▶ _Written exercise_:
Find the lines of data that contain the string "JSON", then list them.

▶ _Extracted entries_:
§ §

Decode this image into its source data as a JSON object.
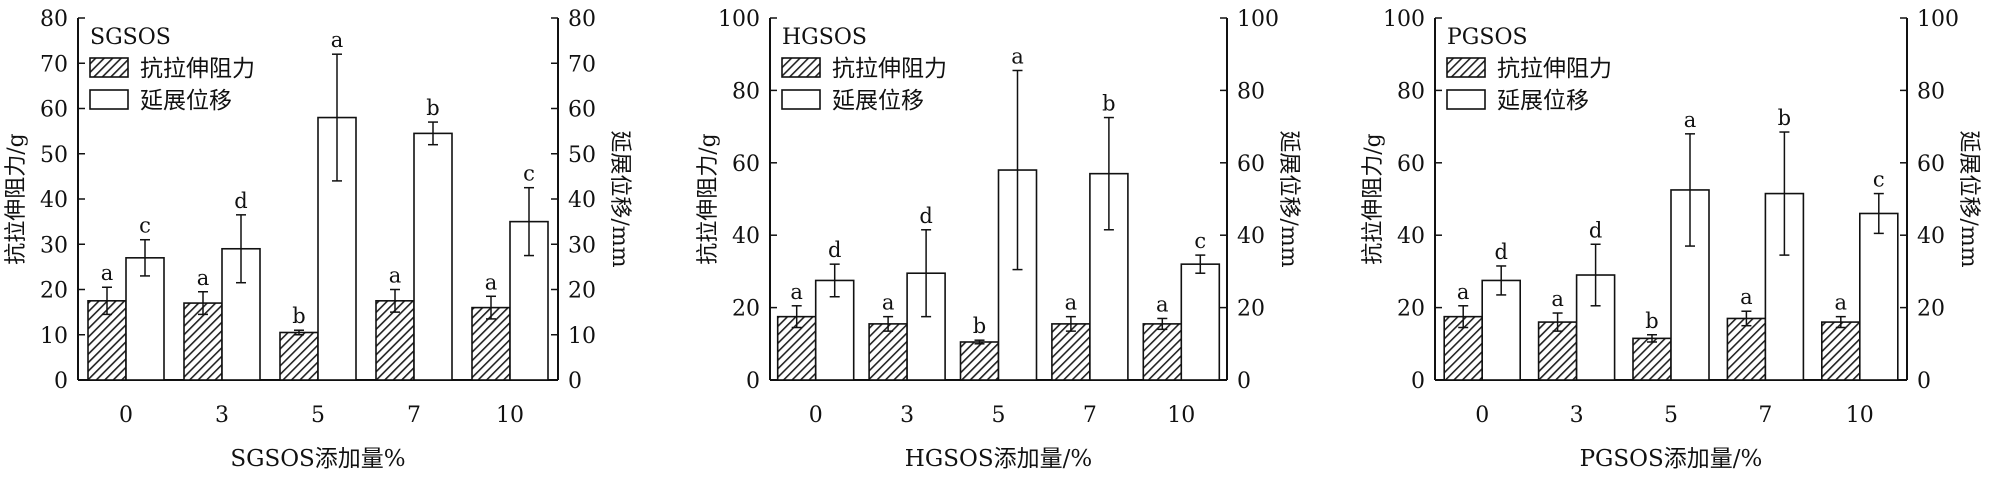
{
  "chart_data": [
    {
      "type": "bar",
      "title": "SGSOS",
      "xlabel": "SGSOS添加量%",
      "ylabel": "抗拉伸阻力/g",
      "y2label": "延展位移/mm",
      "categories": [
        "0",
        "3",
        "5",
        "7",
        "10"
      ],
      "ylim": [
        0,
        80
      ],
      "yticks": [
        0,
        10,
        20,
        30,
        40,
        50,
        60,
        70,
        80
      ],
      "y2lim": [
        0,
        80
      ],
      "y2ticks": [
        0,
        10,
        20,
        30,
        40,
        50,
        60,
        70,
        80
      ],
      "legend_position": "top-left",
      "series": [
        {
          "name": "抗拉伸阻力",
          "pattern": "hatched",
          "axis": "left",
          "values": [
            17.5,
            17,
            10.5,
            17.5,
            16
          ],
          "errors": [
            3,
            2.5,
            0.5,
            2.5,
            2.5
          ],
          "labels": [
            "a",
            "a",
            "b",
            "a",
            "a"
          ]
        },
        {
          "name": "延展位移",
          "pattern": "open",
          "axis": "right",
          "values": [
            27,
            29,
            58,
            54.5,
            35
          ],
          "errors": [
            4,
            7.5,
            14,
            2.5,
            7.5
          ],
          "labels": [
            "c",
            "d",
            "a",
            "b",
            "c"
          ]
        }
      ]
    },
    {
      "type": "bar",
      "title": "HGSOS",
      "xlabel": "HGSOS添加量/%",
      "ylabel": "抗拉伸阻力/g",
      "y2label": "延展位移/mm",
      "categories": [
        "0",
        "3",
        "5",
        "7",
        "10"
      ],
      "ylim": [
        0,
        100
      ],
      "yticks": [
        0,
        20,
        40,
        60,
        80,
        100
      ],
      "y2lim": [
        0,
        100
      ],
      "y2ticks": [
        0,
        20,
        40,
        60,
        80,
        100
      ],
      "legend_position": "top-left",
      "series": [
        {
          "name": "抗拉伸阻力",
          "pattern": "hatched",
          "axis": "left",
          "values": [
            17.5,
            15.5,
            10.5,
            15.5,
            15.5
          ],
          "errors": [
            3,
            2,
            0.5,
            2,
            1.5
          ],
          "labels": [
            "a",
            "a",
            "b",
            "a",
            "a"
          ]
        },
        {
          "name": "延展位移",
          "pattern": "open",
          "axis": "right",
          "values": [
            27.5,
            29.5,
            58,
            57,
            32
          ],
          "errors": [
            4.5,
            12,
            27.5,
            15.5,
            2.5
          ],
          "labels": [
            "d",
            "d",
            "a",
            "b",
            "c"
          ]
        }
      ]
    },
    {
      "type": "bar",
      "title": "PGSOS",
      "xlabel": "PGSOS添加量/%",
      "ylabel": "抗拉伸阻力/g",
      "y2label": "延展位移/mm",
      "categories": [
        "0",
        "3",
        "5",
        "7",
        "10"
      ],
      "ylim": [
        0,
        100
      ],
      "yticks": [
        0,
        20,
        40,
        60,
        80,
        100
      ],
      "y2lim": [
        0,
        100
      ],
      "y2ticks": [
        0,
        20,
        40,
        60,
        80,
        100
      ],
      "legend_position": "top-left",
      "series": [
        {
          "name": "抗拉伸阻力",
          "pattern": "hatched",
          "axis": "left",
          "values": [
            17.5,
            16,
            11.5,
            17,
            16
          ],
          "errors": [
            3,
            2.5,
            1,
            2,
            1.5
          ],
          "labels": [
            "a",
            "a",
            "b",
            "a",
            "a"
          ]
        },
        {
          "name": "延展位移",
          "pattern": "open",
          "axis": "right",
          "values": [
            27.5,
            29,
            52.5,
            51.5,
            46
          ],
          "errors": [
            4,
            8.5,
            15.5,
            17,
            5.5
          ],
          "labels": [
            "d",
            "d",
            "a",
            "b",
            "c"
          ]
        }
      ]
    }
  ]
}
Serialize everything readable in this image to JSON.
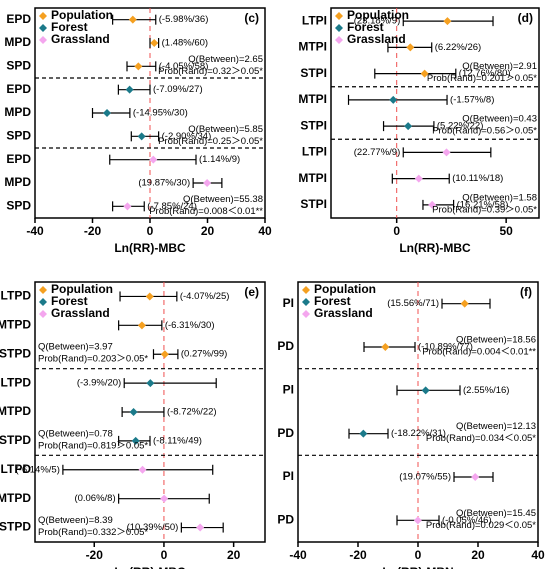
{
  "chart_data": [
    {
      "type": "forest",
      "panel_label": "(c)",
      "xlabel": "Ln(RR)-MBC",
      "xlim": [
        -40,
        40
      ],
      "xticks": [
        -40,
        -20,
        0,
        20,
        40
      ],
      "legend": "upper left",
      "stats_position": "right",
      "series": [
        {
          "name": "Population",
          "color": "#f5a020",
          "categories": [
            "EPD",
            "MPD",
            "SPD"
          ],
          "values": [
            -5.98,
            1.48,
            -4.05
          ],
          "lower": [
            -13,
            0,
            -8
          ],
          "upper": [
            2,
            3,
            2
          ],
          "value_labels": [
            "(-5.98%/36)",
            "(1.48%/60)",
            "(-4.05%/58)"
          ],
          "q_text": "Q(Between)=2.65",
          "p_text": "Prob(Rand)=0.32＞0.05*"
        },
        {
          "name": "Forest",
          "color": "#1b7a8a",
          "categories": [
            "EPD",
            "MPD",
            "SPD"
          ],
          "values": [
            -7.09,
            -14.95,
            -2.9
          ],
          "lower": [
            -11,
            -20,
            -6.5
          ],
          "upper": [
            0,
            -7,
            3
          ],
          "value_labels": [
            "(-7.09%/27)",
            "(-14.95%/30)",
            "(-2.90%/34)"
          ],
          "q_text": "Q(Between)=5.85",
          "p_text": "Prob(Rand)=0.25＞0.05*"
        },
        {
          "name": "Grassland",
          "color": "#f4a6ee",
          "categories": [
            "EPD",
            "MPD",
            "SPD"
          ],
          "values": [
            1.14,
            19.87,
            -7.85
          ],
          "lower": [
            -14,
            15,
            -13
          ],
          "upper": [
            16,
            25,
            -2
          ],
          "value_labels": [
            "(1.14%/9)",
            "(19.87%/30)",
            "(-7.85%/24)"
          ],
          "q_text": "Q(Between)=55.38",
          "p_text": "Prob(Rand)=0.008＜0.01**"
        }
      ]
    },
    {
      "type": "forest",
      "panel_label": "(d)",
      "xlabel": "Ln(RR)-MBC",
      "xlim": [
        -30,
        65
      ],
      "xticks": [
        0,
        50
      ],
      "legend": "upper left",
      "stats_position": "right",
      "series": [
        {
          "name": "Population",
          "color": "#f5a020",
          "categories": [
            "LTPI",
            "MTPI",
            "STPI"
          ],
          "values": [
            23.18,
            6.22,
            12.76
          ],
          "lower": [
            3,
            -4,
            -10
          ],
          "upper": [
            44,
            16,
            27
          ],
          "value_labels": [
            "(23.18%/9)",
            "(6.22%/26)",
            "(12.76%/80)"
          ],
          "q_text": "Q(Between)=2.91",
          "p_text": "Prob(Rand)=0.201＞0.05*"
        },
        {
          "name": "Forest",
          "color": "#1b7a8a",
          "categories": [
            "MTPI",
            "STPI"
          ],
          "values": [
            -1.57,
            5.22
          ],
          "lower": [
            -22,
            -6
          ],
          "upper": [
            23,
            17
          ],
          "value_labels": [
            "(-1.57%/8)",
            "(5.22%/22)"
          ],
          "q_text": "Q(Between)=0.43",
          "p_text": "Prob(Rand)=0.56＞0.05*"
        },
        {
          "name": "Grassland",
          "color": "#f4a6ee",
          "categories": [
            "LTPI",
            "MTPI",
            "STPI"
          ],
          "values": [
            22.77,
            10.11,
            16.21
          ],
          "lower": [
            3,
            -2,
            12
          ],
          "upper": [
            43,
            24,
            26
          ],
          "value_labels": [
            "(22.77%/9)",
            "(10.11%/18)",
            "(16.21%/58)"
          ],
          "q_text": "Q(Between)=1.58",
          "p_text": "Prob(Rand)=0.39＞0.05*"
        }
      ]
    },
    {
      "type": "forest",
      "panel_label": "(e)",
      "xlabel": "Ln(RR)-MBC",
      "xlim": [
        -37,
        29
      ],
      "xticks": [
        -20,
        0,
        20
      ],
      "legend": "upper left",
      "stats_position": "left",
      "series": [
        {
          "name": "Population",
          "color": "#f5a020",
          "categories": [
            "LTPD",
            "MTPD",
            "STPD"
          ],
          "values": [
            -4.07,
            -6.31,
            0.27
          ],
          "lower": [
            -12.6,
            -13,
            -3
          ],
          "upper": [
            3.7,
            -0.6,
            4
          ],
          "value_labels": [
            "(-4.07%/25)",
            "(-6.31%/30)",
            "(0.27%/99)"
          ],
          "q_text": "Q(Between)=3.97",
          "p_text": "Prob(Rand)=0.203＞0.05*"
        },
        {
          "name": "Forest",
          "color": "#1b7a8a",
          "categories": [
            "LTPD",
            "MTPD",
            "STPD"
          ],
          "values": [
            -3.9,
            -8.72,
            -8.11
          ],
          "lower": [
            -11.4,
            -12,
            -13
          ],
          "upper": [
            15,
            0,
            -4
          ],
          "value_labels": [
            "(-3.9%/20)",
            "(-8.72%/22)",
            "(-8.11%/49)"
          ],
          "q_text": "Q(Between)=0.78",
          "p_text": "Prob(Rand)=0.819＞0.05*"
        },
        {
          "name": "Grassland",
          "color": "#f4a6ee",
          "categories": [
            "LTPD",
            "MTPD",
            "STPD"
          ],
          "values": [
            -6.14,
            0.06,
            10.39
          ],
          "lower": [
            -29,
            -13,
            5
          ],
          "upper": [
            14,
            13,
            17
          ],
          "value_labels": [
            "(-6.14%/5)",
            "(0.06%/8)",
            "(10.39%/50)"
          ],
          "q_text": "Q(Between)=8.39",
          "p_text": "Prob(Rand)=0.332＞0.05*"
        }
      ]
    },
    {
      "type": "forest",
      "panel_label": "(f)",
      "xlabel": "Ln(RR)-MBN",
      "xlim": [
        -40,
        40
      ],
      "xticks": [
        -40,
        -20,
        0,
        20,
        40
      ],
      "legend": "upper left",
      "stats_position": "right",
      "series": [
        {
          "name": "Population",
          "color": "#f5a020",
          "categories": [
            "PI",
            "PD"
          ],
          "values": [
            15.56,
            -10.89
          ],
          "lower": [
            8,
            -18
          ],
          "upper": [
            24,
            -1
          ],
          "value_labels": [
            "(15.56%/71)",
            "(-10.89%/77)"
          ],
          "q_text": "Q(Between)=18.56",
          "p_text": "Prob(Rand)=0.004＜0.01**"
        },
        {
          "name": "Forest",
          "color": "#1b7a8a",
          "categories": [
            "PI",
            "PD"
          ],
          "values": [
            2.55,
            -18.22
          ],
          "lower": [
            -7,
            -23
          ],
          "upper": [
            14,
            -10
          ],
          "value_labels": [
            "(2.55%/16)",
            "(-18.22%/31)"
          ],
          "q_text": "Q(Between)=12.13",
          "p_text": "Prob(Rand)=0.034＜0.05*"
        },
        {
          "name": "Grassland",
          "color": "#f4a6ee",
          "categories": [
            "PI",
            "PD"
          ],
          "values": [
            19.07,
            -0.05
          ],
          "lower": [
            12,
            -7
          ],
          "upper": [
            25,
            7
          ],
          "value_labels": [
            "(19.07%/55)",
            "(-0.05%/46)"
          ],
          "q_text": "Q(Between)=15.45",
          "p_text": "Prob(Rand)=0.029＜0.05*"
        }
      ]
    }
  ]
}
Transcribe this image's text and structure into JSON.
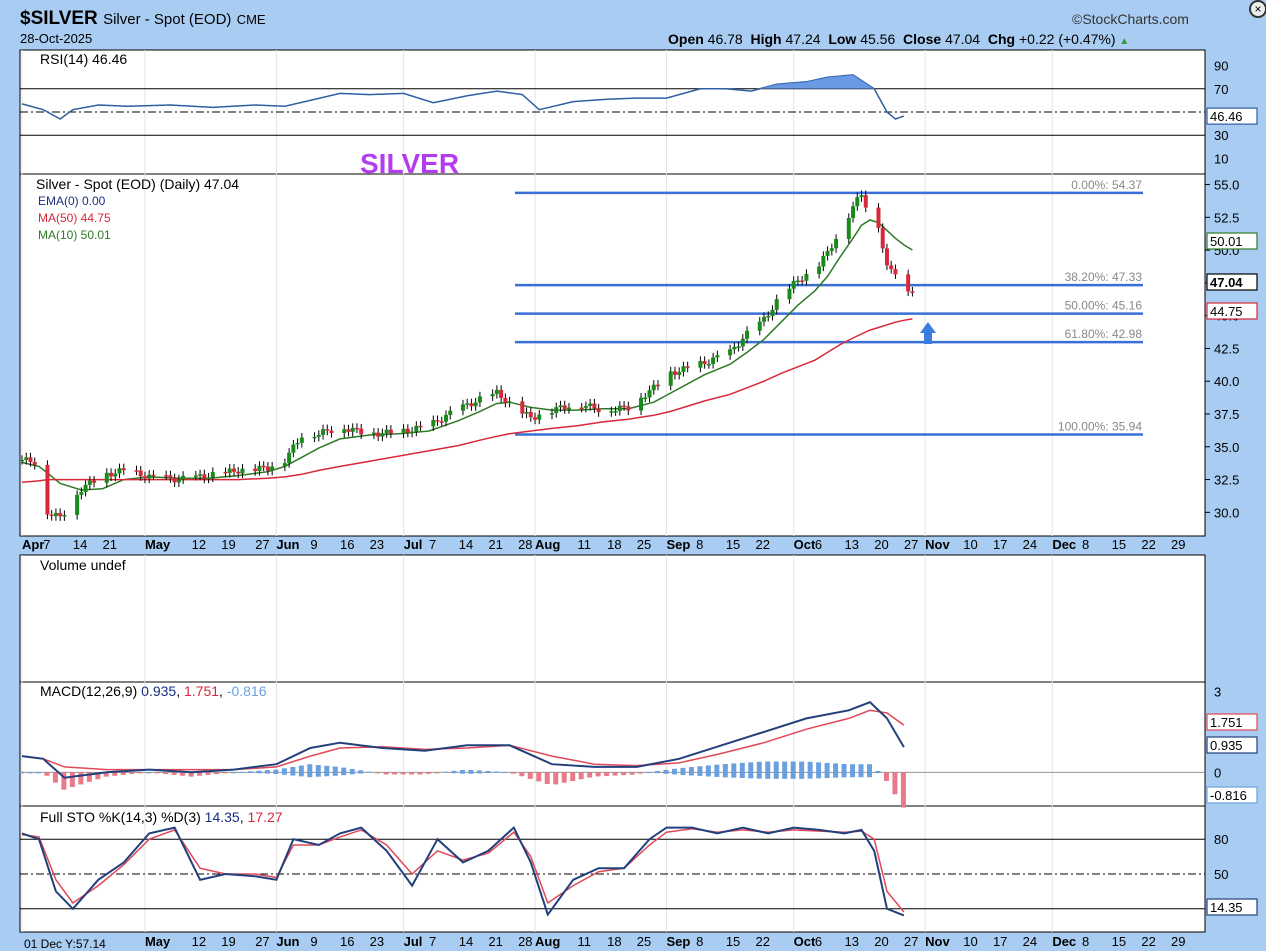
{
  "header": {
    "symbol": "$SILVER",
    "name": "Silver - Spot (EOD)",
    "exchange": "CME",
    "date": "28-Oct-2025",
    "brand": "©StockCharts.com",
    "open_label": "Open",
    "open": "46.78",
    "high_label": "High",
    "high": "47.24",
    "low_label": "Low",
    "low": "45.56",
    "close_label": "Close",
    "close": "47.04",
    "chg_label": "Chg",
    "chg": "+0.22 (+0.47%)"
  },
  "annotation_text": "SILVER",
  "panels": {
    "rsi": {
      "label": "RSI(14)",
      "value": "46.46",
      "ticks": [
        "90",
        "70",
        "50",
        "30",
        "10"
      ],
      "tag": "46.46"
    },
    "price": {
      "label": "Silver - Spot (EOD) (Daily) 47.04",
      "legend": [
        {
          "text": "EMA(0) 0.00",
          "color": "#1a2f80"
        },
        {
          "text": "MA(50) 44.75",
          "color": "#d8283a"
        },
        {
          "text": "MA(10) 50.01",
          "color": "#2f7a26"
        }
      ],
      "ticks": [
        "55.0",
        "52.5",
        "50.0",
        "47.5",
        "45.0",
        "42.5",
        "40.0",
        "37.5",
        "35.0",
        "32.5",
        "30.0"
      ],
      "tags": {
        "ma10": "50.01",
        "close": "47.04",
        "ma50": "44.75"
      }
    },
    "volume": {
      "label": "Volume undef"
    },
    "macd": {
      "label": "MACD(12,26,9)",
      "v1": "0.935",
      "v2": "1.751",
      "v3": "-0.816",
      "ticks": [
        "3",
        "2",
        "0"
      ],
      "tags": {
        "signal": "1.751",
        "macd": "0.935",
        "hist": "-0.816"
      }
    },
    "sto": {
      "label": "Full STO %K(14,3) %D(3)",
      "v1": "14.35",
      "v2": "17.27",
      "ticks": [
        "80",
        "50"
      ],
      "tag": "14.35"
    }
  },
  "x_axis": {
    "labels": [
      {
        "t": "Apr",
        "b": true,
        "d": 0
      },
      {
        "t": "7",
        "d": 5
      },
      {
        "t": "14",
        "d": 12
      },
      {
        "t": "21",
        "d": 19
      },
      {
        "t": "May",
        "b": true,
        "d": 29
      },
      {
        "t": "12",
        "d": 40
      },
      {
        "t": "19",
        "d": 47
      },
      {
        "t": "27",
        "d": 55
      },
      {
        "t": "Jun",
        "b": true,
        "d": 60
      },
      {
        "t": "9",
        "d": 68
      },
      {
        "t": "16",
        "d": 75
      },
      {
        "t": "23",
        "d": 82
      },
      {
        "t": "Jul",
        "b": true,
        "d": 90
      },
      {
        "t": "7",
        "d": 96
      },
      {
        "t": "14",
        "d": 103
      },
      {
        "t": "21",
        "d": 110
      },
      {
        "t": "28",
        "d": 117
      },
      {
        "t": "Aug",
        "b": true,
        "d": 121
      },
      {
        "t": "11",
        "d": 131
      },
      {
        "t": "18",
        "d": 138
      },
      {
        "t": "25",
        "d": 145
      },
      {
        "t": "Sep",
        "b": true,
        "d": 152
      },
      {
        "t": "8",
        "d": 159
      },
      {
        "t": "15",
        "d": 166
      },
      {
        "t": "22",
        "d": 173
      },
      {
        "t": "Oct",
        "b": true,
        "d": 182
      },
      {
        "t": "6",
        "d": 187
      },
      {
        "t": "13",
        "d": 194
      },
      {
        "t": "20",
        "d": 201
      },
      {
        "t": "27",
        "d": 208
      },
      {
        "t": "Nov",
        "b": true,
        "d": 213
      },
      {
        "t": "10",
        "d": 222
      },
      {
        "t": "17",
        "d": 229
      },
      {
        "t": "24",
        "d": 236
      },
      {
        "t": "Dec",
        "b": true,
        "d": 243
      },
      {
        "t": "8",
        "d": 250
      },
      {
        "t": "15",
        "d": 257
      },
      {
        "t": "22",
        "d": 264
      },
      {
        "t": "29",
        "d": 271
      }
    ],
    "footer_note": "01 Dec Y:57.14"
  },
  "chart_data": {
    "type": "line",
    "title": "$SILVER Silver - Spot (EOD) CME",
    "xlabel": "",
    "ylabel": "",
    "ylim": [
      28.5,
      55.5
    ],
    "x": [
      "2025-04-01",
      "2025-04-05",
      "2025-04-07",
      "2025-04-10",
      "2025-04-15",
      "2025-04-20",
      "2025-04-25",
      "2025-05-01",
      "2025-05-08",
      "2025-05-15",
      "2025-05-22",
      "2025-05-29",
      "2025-06-02",
      "2025-06-06",
      "2025-06-10",
      "2025-06-15",
      "2025-06-22",
      "2025-06-29",
      "2025-07-06",
      "2025-07-13",
      "2025-07-18",
      "2025-07-22",
      "2025-07-25",
      "2025-07-30",
      "2025-08-04",
      "2025-08-10",
      "2025-08-16",
      "2025-08-22",
      "2025-08-28",
      "2025-09-01",
      "2025-09-05",
      "2025-09-09",
      "2025-09-15",
      "2025-09-19",
      "2025-09-23",
      "2025-09-27",
      "2025-10-01",
      "2025-10-05",
      "2025-10-08",
      "2025-10-11",
      "2025-10-14",
      "2025-10-16",
      "2025-10-18",
      "2025-10-20",
      "2025-10-22",
      "2025-10-24",
      "2025-10-26",
      "2025-10-28"
    ],
    "series": [
      {
        "name": "Silver - Spot (EOD)",
        "values": [
          34.0,
          33.8,
          30.0,
          29.6,
          31.8,
          32.8,
          33.2,
          32.7,
          32.5,
          32.8,
          33.2,
          33.4,
          34.0,
          35.9,
          36.0,
          36.5,
          36.0,
          36.1,
          36.6,
          37.9,
          38.6,
          39.1,
          38.3,
          37.2,
          37.8,
          38.3,
          37.8,
          38.0,
          39.5,
          40.6,
          41.0,
          41.4,
          42.2,
          43.6,
          44.7,
          46.5,
          47.7,
          48.5,
          49.8,
          51.5,
          53.3,
          54.3,
          52.6,
          51.9,
          48.6,
          48.4,
          46.8,
          47.04
        ]
      },
      {
        "name": "MA(10)",
        "values": [
          33.8,
          33.5,
          33.0,
          32.2,
          31.7,
          31.8,
          32.5,
          32.7,
          32.6,
          32.6,
          32.8,
          33.1,
          33.5,
          34.2,
          34.9,
          35.6,
          35.9,
          36.0,
          36.2,
          37.0,
          37.7,
          38.3,
          38.4,
          38.0,
          37.8,
          37.8,
          37.9,
          37.9,
          38.4,
          39.1,
          39.8,
          40.5,
          41.3,
          42.2,
          43.2,
          44.5,
          45.8,
          46.9,
          48.0,
          49.5,
          50.9,
          51.9,
          52.3,
          52.1,
          51.5,
          50.9,
          50.4,
          50.01
        ]
      },
      {
        "name": "MA(50)",
        "values": [
          32.3,
          32.4,
          32.5,
          32.5,
          32.5,
          32.5,
          32.5,
          32.5,
          32.5,
          32.5,
          32.5,
          32.6,
          32.7,
          32.9,
          33.2,
          33.5,
          33.9,
          34.3,
          34.7,
          35.1,
          35.5,
          35.8,
          36.0,
          36.2,
          36.4,
          36.6,
          36.9,
          37.1,
          37.4,
          37.7,
          38.1,
          38.5,
          39.0,
          39.5,
          40.0,
          40.6,
          41.1,
          41.6,
          42.2,
          42.8,
          43.3,
          43.6,
          43.9,
          44.1,
          44.3,
          44.5,
          44.65,
          44.75
        ]
      }
    ],
    "fibonacci": [
      {
        "label": "0.00%: 54.37",
        "value": 54.37
      },
      {
        "label": "38.20%: 47.33",
        "value": 47.33
      },
      {
        "label": "50.00%: 45.16",
        "value": 45.16
      },
      {
        "label": "61.80%: 42.98",
        "value": 42.98
      },
      {
        "label": "100.00%: 35.94",
        "value": 35.94
      }
    ],
    "rsi": {
      "x_days": [
        0,
        5,
        9,
        12,
        18,
        25,
        35,
        45,
        55,
        62,
        68,
        75,
        82,
        90,
        97,
        105,
        112,
        118,
        122,
        130,
        138,
        145,
        152,
        160,
        166,
        172,
        178,
        185,
        190,
        196,
        201,
        204,
        206,
        208
      ],
      "values": [
        57,
        52,
        44,
        52,
        56,
        55,
        56,
        54,
        56,
        55,
        60,
        66,
        65,
        66,
        58,
        64,
        68,
        65,
        52,
        59,
        61,
        62,
        62,
        70,
        70,
        68,
        74,
        76,
        80,
        82,
        70,
        50,
        44,
        46.46
      ]
    },
    "macd": {
      "x_days": [
        0,
        5,
        10,
        20,
        30,
        40,
        50,
        60,
        68,
        75,
        85,
        95,
        105,
        115,
        125,
        135,
        145,
        155,
        165,
        175,
        185,
        195,
        200,
        204,
        208
      ],
      "macd": [
        0.6,
        0.5,
        -0.2,
        0.0,
        0.1,
        0.0,
        0.1,
        0.3,
        0.9,
        1.1,
        0.9,
        0.8,
        1.0,
        1.0,
        0.3,
        0.2,
        0.2,
        0.5,
        1.0,
        1.5,
        2.0,
        2.3,
        2.6,
        2.0,
        0.935
      ],
      "signal": [
        0.6,
        0.5,
        0.2,
        0.1,
        0.1,
        0.1,
        0.1,
        0.2,
        0.6,
        0.9,
        0.95,
        0.85,
        0.9,
        1.0,
        0.6,
        0.3,
        0.25,
        0.35,
        0.7,
        1.1,
        1.6,
        2.0,
        2.3,
        2.2,
        1.751
      ]
    },
    "sto": {
      "x_days": [
        0,
        4,
        8,
        12,
        18,
        24,
        30,
        36,
        42,
        48,
        55,
        60,
        64,
        70,
        75,
        80,
        86,
        92,
        98,
        104,
        110,
        116,
        120,
        124,
        130,
        136,
        142,
        148,
        152,
        158,
        164,
        170,
        176,
        182,
        188,
        194,
        198,
        201,
        204,
        208
      ],
      "k": [
        85,
        80,
        35,
        20,
        45,
        60,
        85,
        90,
        45,
        50,
        48,
        45,
        80,
        75,
        85,
        90,
        70,
        40,
        80,
        60,
        70,
        90,
        60,
        15,
        45,
        55,
        55,
        80,
        90,
        90,
        85,
        90,
        85,
        90,
        88,
        85,
        88,
        70,
        20,
        14.35
      ],
      "d": [
        84,
        82,
        45,
        25,
        40,
        58,
        80,
        88,
        55,
        50,
        50,
        47,
        75,
        75,
        82,
        88,
        75,
        50,
        70,
        62,
        68,
        86,
        65,
        25,
        40,
        52,
        55,
        75,
        86,
        89,
        86,
        88,
        86,
        88,
        87,
        86,
        87,
        80,
        35,
        17.27
      ]
    }
  }
}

§ §

▶ _Solution_:
Decode this image into its source data as a JSON object.
Serialize everything readable in this image to JSON.
Transcribe this image's text and structure into JSON.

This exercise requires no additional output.